» Exercise task:
Reproduce the records from the first line through the line holding "66, 943, 91]", inclusive, with "Num Collision Primitives" replaced by "Collision Primitive Count" and everything else unchanged.

--- Start ---

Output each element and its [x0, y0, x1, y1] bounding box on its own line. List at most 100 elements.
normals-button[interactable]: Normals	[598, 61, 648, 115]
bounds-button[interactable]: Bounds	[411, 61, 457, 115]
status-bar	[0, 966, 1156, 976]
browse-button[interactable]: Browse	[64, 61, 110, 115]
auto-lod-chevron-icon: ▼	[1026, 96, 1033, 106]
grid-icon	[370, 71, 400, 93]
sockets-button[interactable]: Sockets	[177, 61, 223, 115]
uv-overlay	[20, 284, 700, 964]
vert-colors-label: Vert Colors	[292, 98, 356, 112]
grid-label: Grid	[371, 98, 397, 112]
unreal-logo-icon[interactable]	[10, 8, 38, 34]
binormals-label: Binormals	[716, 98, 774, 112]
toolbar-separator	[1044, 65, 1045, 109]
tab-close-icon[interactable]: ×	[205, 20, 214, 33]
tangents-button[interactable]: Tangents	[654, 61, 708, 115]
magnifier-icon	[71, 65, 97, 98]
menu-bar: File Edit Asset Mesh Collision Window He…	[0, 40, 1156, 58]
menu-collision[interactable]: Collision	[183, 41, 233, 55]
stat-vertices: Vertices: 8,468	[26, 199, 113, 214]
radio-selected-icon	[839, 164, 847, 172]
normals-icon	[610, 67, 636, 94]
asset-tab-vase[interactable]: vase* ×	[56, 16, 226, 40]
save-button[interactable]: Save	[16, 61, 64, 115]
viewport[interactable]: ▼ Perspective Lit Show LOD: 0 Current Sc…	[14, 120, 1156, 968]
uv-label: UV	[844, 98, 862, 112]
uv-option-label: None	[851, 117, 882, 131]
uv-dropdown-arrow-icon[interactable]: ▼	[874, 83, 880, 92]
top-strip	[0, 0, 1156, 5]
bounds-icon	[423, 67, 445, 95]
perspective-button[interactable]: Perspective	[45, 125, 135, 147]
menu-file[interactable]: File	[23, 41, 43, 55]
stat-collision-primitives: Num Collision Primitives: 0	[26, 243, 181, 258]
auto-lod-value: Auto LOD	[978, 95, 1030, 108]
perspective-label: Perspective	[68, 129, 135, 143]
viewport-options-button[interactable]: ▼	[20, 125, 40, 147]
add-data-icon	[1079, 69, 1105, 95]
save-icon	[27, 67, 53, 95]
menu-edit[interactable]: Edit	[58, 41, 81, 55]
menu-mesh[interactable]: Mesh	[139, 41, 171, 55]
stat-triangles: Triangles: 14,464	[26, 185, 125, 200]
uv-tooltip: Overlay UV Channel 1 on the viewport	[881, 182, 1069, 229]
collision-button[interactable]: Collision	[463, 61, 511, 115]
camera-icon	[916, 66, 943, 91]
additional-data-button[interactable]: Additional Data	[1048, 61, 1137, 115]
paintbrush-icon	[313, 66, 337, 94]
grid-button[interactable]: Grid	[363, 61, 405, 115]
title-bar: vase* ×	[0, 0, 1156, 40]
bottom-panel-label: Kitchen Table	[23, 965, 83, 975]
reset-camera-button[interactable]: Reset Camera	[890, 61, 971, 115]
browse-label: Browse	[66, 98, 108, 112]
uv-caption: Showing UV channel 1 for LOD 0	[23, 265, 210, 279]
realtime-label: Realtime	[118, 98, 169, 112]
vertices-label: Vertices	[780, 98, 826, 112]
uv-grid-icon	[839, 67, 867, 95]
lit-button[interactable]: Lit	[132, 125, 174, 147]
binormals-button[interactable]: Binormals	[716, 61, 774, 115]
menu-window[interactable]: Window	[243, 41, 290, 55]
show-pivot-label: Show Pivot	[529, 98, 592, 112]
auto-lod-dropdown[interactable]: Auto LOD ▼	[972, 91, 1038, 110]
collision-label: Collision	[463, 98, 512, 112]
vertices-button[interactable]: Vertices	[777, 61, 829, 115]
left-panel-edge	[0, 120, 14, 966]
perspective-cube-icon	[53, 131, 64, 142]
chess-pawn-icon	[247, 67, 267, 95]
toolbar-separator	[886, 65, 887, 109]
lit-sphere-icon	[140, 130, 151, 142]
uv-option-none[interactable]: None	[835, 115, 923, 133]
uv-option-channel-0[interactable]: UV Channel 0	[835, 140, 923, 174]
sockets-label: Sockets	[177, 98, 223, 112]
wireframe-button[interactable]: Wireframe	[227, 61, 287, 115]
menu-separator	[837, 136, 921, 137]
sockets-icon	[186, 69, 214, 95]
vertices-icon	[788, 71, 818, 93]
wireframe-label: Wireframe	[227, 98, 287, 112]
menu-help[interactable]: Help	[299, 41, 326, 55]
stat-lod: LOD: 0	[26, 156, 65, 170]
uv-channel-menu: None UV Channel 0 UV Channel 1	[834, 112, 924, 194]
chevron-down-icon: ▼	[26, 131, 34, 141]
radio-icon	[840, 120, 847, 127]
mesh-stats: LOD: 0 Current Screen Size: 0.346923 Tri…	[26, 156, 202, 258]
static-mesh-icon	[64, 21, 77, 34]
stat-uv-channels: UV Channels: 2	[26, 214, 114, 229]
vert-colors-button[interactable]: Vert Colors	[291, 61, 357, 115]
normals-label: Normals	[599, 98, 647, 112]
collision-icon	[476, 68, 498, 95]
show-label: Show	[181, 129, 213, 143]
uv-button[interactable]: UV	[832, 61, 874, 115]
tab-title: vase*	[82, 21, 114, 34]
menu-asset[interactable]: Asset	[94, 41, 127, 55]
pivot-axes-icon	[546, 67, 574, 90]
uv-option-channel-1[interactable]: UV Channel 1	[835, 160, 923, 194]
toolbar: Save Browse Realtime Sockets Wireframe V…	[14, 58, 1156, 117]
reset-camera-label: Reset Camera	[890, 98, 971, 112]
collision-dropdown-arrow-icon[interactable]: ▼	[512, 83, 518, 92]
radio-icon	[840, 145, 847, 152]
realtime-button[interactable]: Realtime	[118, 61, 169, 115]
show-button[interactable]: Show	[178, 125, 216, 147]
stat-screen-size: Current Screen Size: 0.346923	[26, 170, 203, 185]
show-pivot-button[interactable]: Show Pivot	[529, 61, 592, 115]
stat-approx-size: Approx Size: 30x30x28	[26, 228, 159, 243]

--- End ---

» Solution for this task:
Output each element and its [x0, y0, x1, y1] bounding box on its own line. List at most 100 elements.
normals-button[interactable]: Normals	[598, 61, 648, 115]
bounds-button[interactable]: Bounds	[411, 61, 457, 115]
status-bar	[0, 966, 1156, 976]
browse-button[interactable]: Browse	[64, 61, 110, 115]
auto-lod-chevron-icon: ▼	[1026, 96, 1033, 106]
grid-icon	[370, 71, 400, 93]
sockets-button[interactable]: Sockets	[177, 61, 223, 115]
uv-overlay	[20, 284, 700, 964]
vert-colors-label: Vert Colors	[292, 98, 356, 112]
grid-label: Grid	[371, 98, 397, 112]
unreal-logo-icon[interactable]	[10, 8, 38, 34]
binormals-label: Binormals	[716, 98, 774, 112]
toolbar-separator	[1044, 65, 1045, 109]
tab-close-icon[interactable]: ×	[205, 20, 214, 33]
tangents-button[interactable]: Tangents	[654, 61, 708, 115]
magnifier-icon	[71, 65, 97, 98]
menu-bar: File Edit Asset Mesh Collision Window He…	[0, 40, 1156, 58]
menu-collision[interactable]: Collision	[183, 41, 233, 55]
stat-vertices: Vertices: 8,468	[26, 199, 113, 214]
radio-selected-icon	[839, 164, 847, 172]
normals-icon	[610, 67, 636, 94]
asset-tab-vase[interactable]: vase* ×	[56, 16, 226, 40]
save-button[interactable]: Save	[16, 61, 64, 115]
viewport[interactable]: ▼ Perspective Lit Show LOD: 0 Current Sc…	[14, 120, 1156, 968]
uv-label: UV	[844, 98, 862, 112]
uv-option-label: None	[851, 117, 882, 131]
uv-dropdown-arrow-icon[interactable]: ▼	[874, 83, 880, 92]
top-strip	[0, 0, 1156, 5]
bounds-icon	[423, 67, 445, 95]
perspective-button[interactable]: Perspective	[45, 125, 135, 147]
menu-file[interactable]: File	[23, 41, 43, 55]
stat-collision-primitives: Collision Primitive Count: 0	[26, 243, 181, 258]
auto-lod-value: Auto LOD	[978, 95, 1030, 108]
perspective-label: Perspective	[68, 129, 135, 143]
viewport-options-button[interactable]: ▼	[20, 125, 40, 147]
add-data-icon	[1079, 69, 1105, 95]
save-icon	[27, 67, 53, 95]
menu-edit[interactable]: Edit	[58, 41, 81, 55]
menu-mesh[interactable]: Mesh	[139, 41, 171, 55]
stat-triangles: Triangles: 14,464	[26, 185, 125, 200]
uv-tooltip: Overlay UV Channel 1 on the viewport	[881, 182, 1069, 229]
collision-button[interactable]: Collision	[463, 61, 511, 115]
camera-icon	[916, 66, 943, 91]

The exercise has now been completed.